This actually addresses #601, though not via any of the remediations recommended in that issue.

rearden-steel · 2019-05-29T17:03:11Z

I've also experienced this issue.
@sgotti why wal_keep_segments is hard-coded to such small value as 8 and can I increase it manually in code as a temporary workaround of this problem?

Widerstehen · 2019-06-05T06:42:36Z

wal_keep_segments

how to change wal_keep_segments？

lawrencejones · 2019-06-05T08:35:25Z

Hey @rearden-steel @frank111, I'm not sure how this is related to the wal keep segments GUC? This change is about recovering from forked timelines rather than having insufficient wal to perform a recovery.

can I increase it manually in code

We've done so in our stolon fork as we also needed a higher value than 8. It's safe to do so, but I'd recommend pushing #591 so we can get this solved for everyone.

sgotti · 2019-06-07T12:08:55Z

tests/integration/ha_test.go

+	// take hours to recover when pg_rewind is <1m. Here we verify that the keeper
+	// successfully recovered the forked timeline via a rewind rather than basebackup.
+	if usePgrewind {
+		output := standbys[1].ReadOutput()


This should already be covered by using Expect (see config_test.go)

sgotti · 2019-06-07T12:09:03Z

tests/integration/utils.go

@@ -253,7 +255,9 @@ func (p *Process) start() error {
 	go func() {
 		scanner := bufio.NewScanner(pr)
 		for scanner.Scan() {
-			p.t.Logf("[%s %s]: %s", p.name, p.uid, scanner.Text())


This should already be covered by using Expect (see config_test.go)

Hey @sgotti I'm struggling to figure out how to use the expect interface to try matching against what I need here.

I need to verify that this string occurs after a particular place in the code (so flush the buffer, then run the assertion) and I need to perform multiple assertions for several strings that may appear out of order.

Can you help me figure out how to do this with Expect?

Figured this out actually, thanks!

rearden-steel · 2019-06-11T11:50:57Z

Hey @lawrencejones!
Is there any chance to make the requested changes?
We experience issues which should be fixed with this PR.

lawrencejones · 2019-06-11T13:13:11Z

Hey @rearden-steel, I'm.midway through making this work. It needs integration tests which are what I've been working on, and to provide a configurable variable that enables/disables checkpointing.

I'm out at a conference today/tomorrow but this is right on my to-do list come Thursday. I'm going to push the WIP changes now so you can see them, and caveat this update by saying I'm explicitly ignoring Simone's advice until I've got the tests working (at which point I'll action them).

What the exercise asks:
Resume the stolon pull-request thread about recovering forked timelines with pg_rewind, starting right after its last comment.

Stored rows:

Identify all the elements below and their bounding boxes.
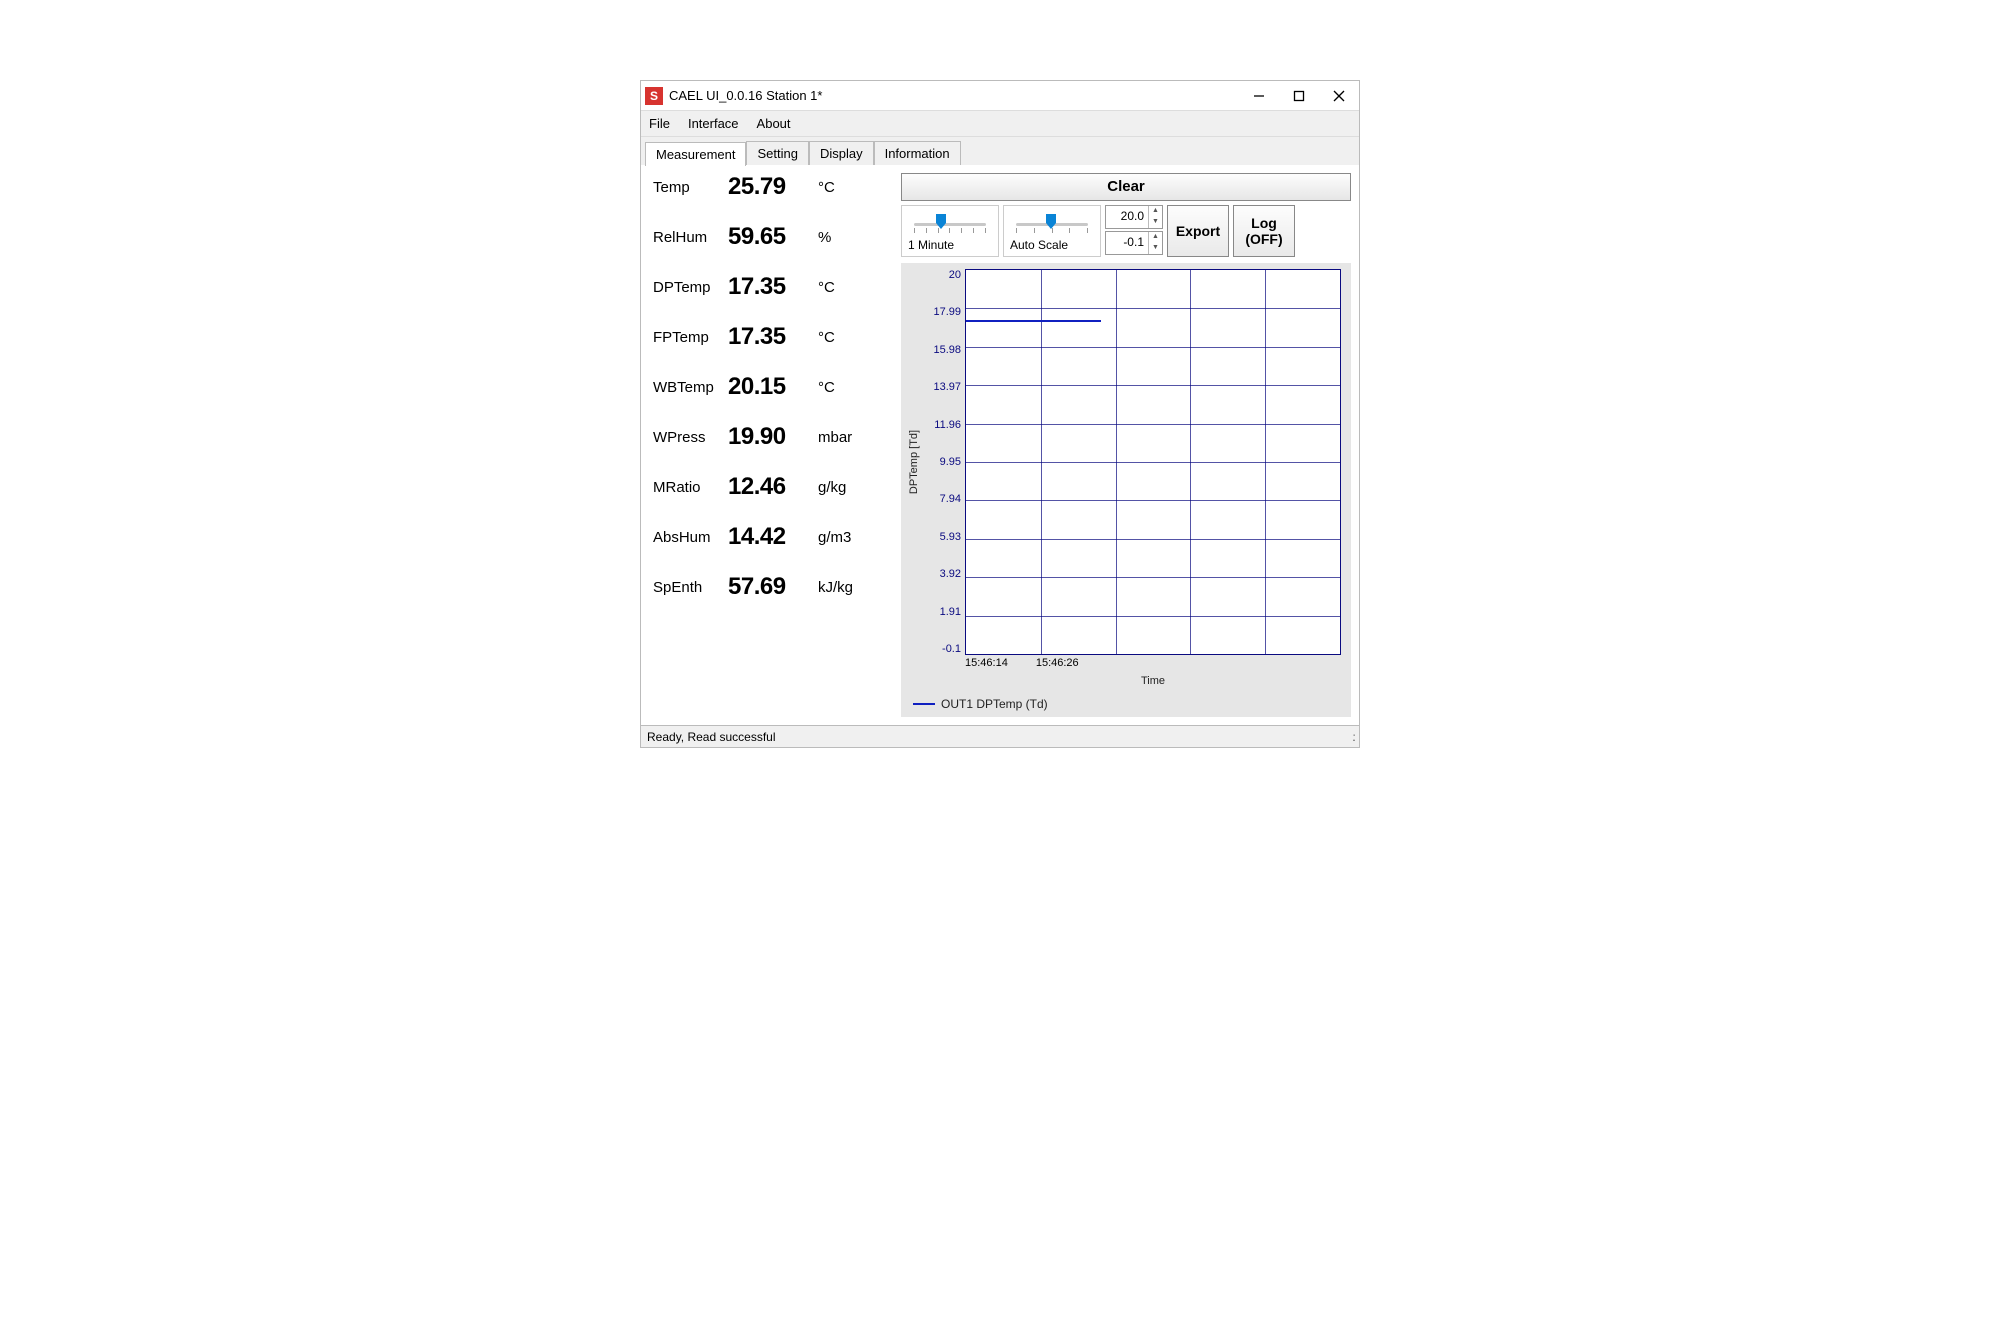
meas-label: FPTemp <box>653 329 728 346</box>
time-window-label: 1 Minute <box>908 238 954 252</box>
x-axis-label: Time <box>965 675 1341 687</box>
meas-value: 25.79 <box>728 173 818 201</box>
chart-area: DPTemp [Td] 20 17.99 15.98 13.97 11.96 9… <box>901 263 1351 717</box>
meas-unit: % <box>818 229 873 246</box>
spin-down-icon[interactable]: ▼ <box>1149 243 1162 254</box>
meas-unit: °C <box>818 379 873 396</box>
slider-thumb-icon[interactable] <box>934 214 948 230</box>
maximize-button[interactable] <box>1279 82 1319 110</box>
meas-unit: °C <box>818 329 873 346</box>
meas-label: RelHum <box>653 229 728 246</box>
tab-information[interactable]: Information <box>874 141 961 165</box>
meas-abshum: AbsHum 14.42 g/m3 <box>653 523 893 551</box>
chart-controls: 1 Minute Auto Scale 20.0 ▲▼ <box>901 205 1351 257</box>
chart-panel: Clear 1 Minute <box>901 165 1359 725</box>
log-toggle-button[interactable]: Log (OFF) <box>1233 205 1295 257</box>
meas-value: 17.35 <box>728 273 818 301</box>
spin-up-icon[interactable]: ▲ <box>1149 206 1162 217</box>
y-max-spinner[interactable]: 20.0 ▲▼ <box>1105 205 1163 229</box>
meas-unit: g/kg <box>818 479 873 496</box>
tabbar: Measurement Setting Display Information <box>641 137 1359 165</box>
legend-series-name: OUT1 DPTemp (Td) <box>941 697 1048 711</box>
meas-label: MRatio <box>653 479 728 496</box>
meas-value: 12.46 <box>728 473 818 501</box>
close-button[interactable] <box>1319 82 1359 110</box>
app-icon: S <box>645 87 663 105</box>
tab-measurement[interactable]: Measurement <box>645 142 746 166</box>
y-axis-ticks: 20 17.99 15.98 13.97 11.96 9.95 7.94 5.9… <box>923 269 965 655</box>
content: Temp 25.79 °C RelHum 59.65 % DPTemp 17.3… <box>641 165 1359 725</box>
meas-value: 20.15 <box>728 373 818 401</box>
export-button[interactable]: Export <box>1167 205 1229 257</box>
tab-display[interactable]: Display <box>809 141 874 165</box>
scale-mode-slider[interactable]: Auto Scale <box>1003 205 1101 257</box>
titlebar: S CAEL UI_0.0.16 Station 1* <box>641 81 1359 111</box>
meas-spenth: SpEnth 57.69 kJ/kg <box>653 573 893 601</box>
meas-unit: °C <box>818 179 873 196</box>
status-text: Ready, Read successful <box>647 730 776 744</box>
meas-wpress: WPress 19.90 mbar <box>653 423 893 451</box>
meas-label: AbsHum <box>653 529 728 546</box>
maximize-icon <box>1293 90 1305 102</box>
slider-thumb-icon[interactable] <box>1044 214 1058 230</box>
meas-wbtemp: WBTemp 20.15 °C <box>653 373 893 401</box>
meas-value: 19.90 <box>728 423 818 451</box>
statusbar: Ready, Read successful .:: <box>641 725 1359 747</box>
scale-mode-label: Auto Scale <box>1010 238 1068 252</box>
app-window: S CAEL UI_0.0.16 Station 1* File Interfa… <box>640 80 1360 748</box>
tab-setting[interactable]: Setting <box>746 141 808 165</box>
meas-value: 17.35 <box>728 323 818 351</box>
y-axis-label: DPTemp [Td] <box>905 269 923 655</box>
legend-swatch-icon <box>913 703 935 705</box>
meas-value: 59.65 <box>728 223 818 251</box>
meas-unit: °C <box>818 279 873 296</box>
y-range-spinners: 20.0 ▲▼ -0.1 ▲▼ <box>1105 205 1163 257</box>
close-icon <box>1333 90 1345 102</box>
clear-button[interactable]: Clear <box>901 173 1351 201</box>
resize-grip-icon[interactable]: .:: <box>1352 730 1353 744</box>
meas-mratio: MRatio 12.46 g/kg <box>653 473 893 501</box>
menu-file[interactable]: File <box>649 116 670 131</box>
y-max-value: 20.0 <box>1106 206 1148 228</box>
y-min-value: -0.1 <box>1106 232 1148 254</box>
meas-unit: mbar <box>818 429 873 446</box>
meas-value: 14.42 <box>728 523 818 551</box>
spin-down-icon[interactable]: ▼ <box>1149 217 1162 228</box>
menu-interface[interactable]: Interface <box>688 116 739 131</box>
chart-series-line <box>966 320 1101 322</box>
meas-dptemp: DPTemp 17.35 °C <box>653 273 893 301</box>
spin-up-icon[interactable]: ▲ <box>1149 232 1162 243</box>
minimize-icon <box>1253 90 1265 102</box>
meas-unit: kJ/kg <box>818 579 873 596</box>
y-min-spinner[interactable]: -0.1 ▲▼ <box>1105 231 1163 255</box>
meas-label: WPress <box>653 429 728 446</box>
menu-about[interactable]: About <box>757 116 791 131</box>
meas-value: 57.69 <box>728 573 818 601</box>
chart-legend: OUT1 DPTemp (Td) <box>913 697 1341 711</box>
meas-relhum: RelHum 59.65 % <box>653 223 893 251</box>
meas-label: WBTemp <box>653 379 728 396</box>
x-axis-ticks: 15:46:14 15:46:26 <box>965 655 1079 669</box>
meas-temp: Temp 25.79 °C <box>653 173 893 201</box>
minimize-button[interactable] <box>1239 82 1279 110</box>
time-window-slider[interactable]: 1 Minute <box>901 205 999 257</box>
window-title: CAEL UI_0.0.16 Station 1* <box>669 88 1239 103</box>
meas-unit: g/m3 <box>818 529 873 546</box>
menubar: File Interface About <box>641 111 1359 137</box>
meas-label: DPTemp <box>653 279 728 296</box>
meas-fptemp: FPTemp 17.35 °C <box>653 323 893 351</box>
measurements-panel: Temp 25.79 °C RelHum 59.65 % DPTemp 17.3… <box>641 165 901 725</box>
chart-plot <box>965 269 1341 655</box>
meas-label: SpEnth <box>653 579 728 596</box>
meas-label: Temp <box>653 179 728 196</box>
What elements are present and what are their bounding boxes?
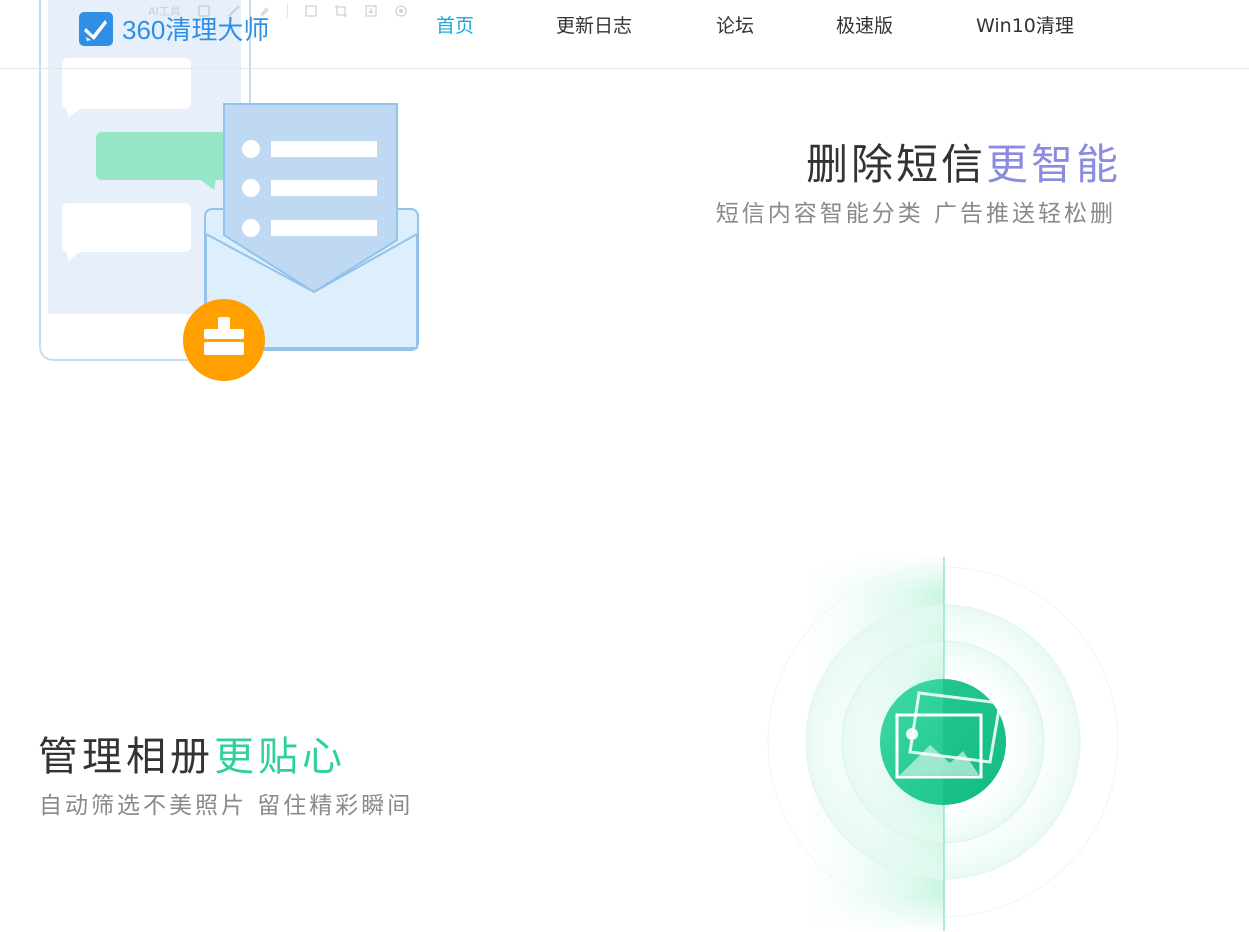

Task response:
lawrencejones · 2019-06-11T13:17:53Z

From where I got to last time, it's difficult to simulate a Postgres that takes a while to checkpoint after a promotion. While pg_ctl promote won't force a synchronous checkpoint it will schedule one, and in the test databases that scheduled checkpoint is almost instantaneous leading to the controlfile being updated immediately.

Hopefully you can wait a couple of days for me to get back to this?

rearden-steel · 2019-06-11T14:02:47Z

it's difficult to simulate a Postgres that takes a while to checkpoint after a promotion

I was able to reach such situation when doing manual failover while running pgbench (-c 100 -T 120 -j 20) on a cluster (with pre-generated database around 80 GB, pgbench -i -s 5000).

Hopefully you can wait a couple of days for me to get back to this?

Sure! Thank you for your work!

lawrencejones · 2019-06-12T17:11:14Z

@sgotti @rearden-steel this is ready for review now.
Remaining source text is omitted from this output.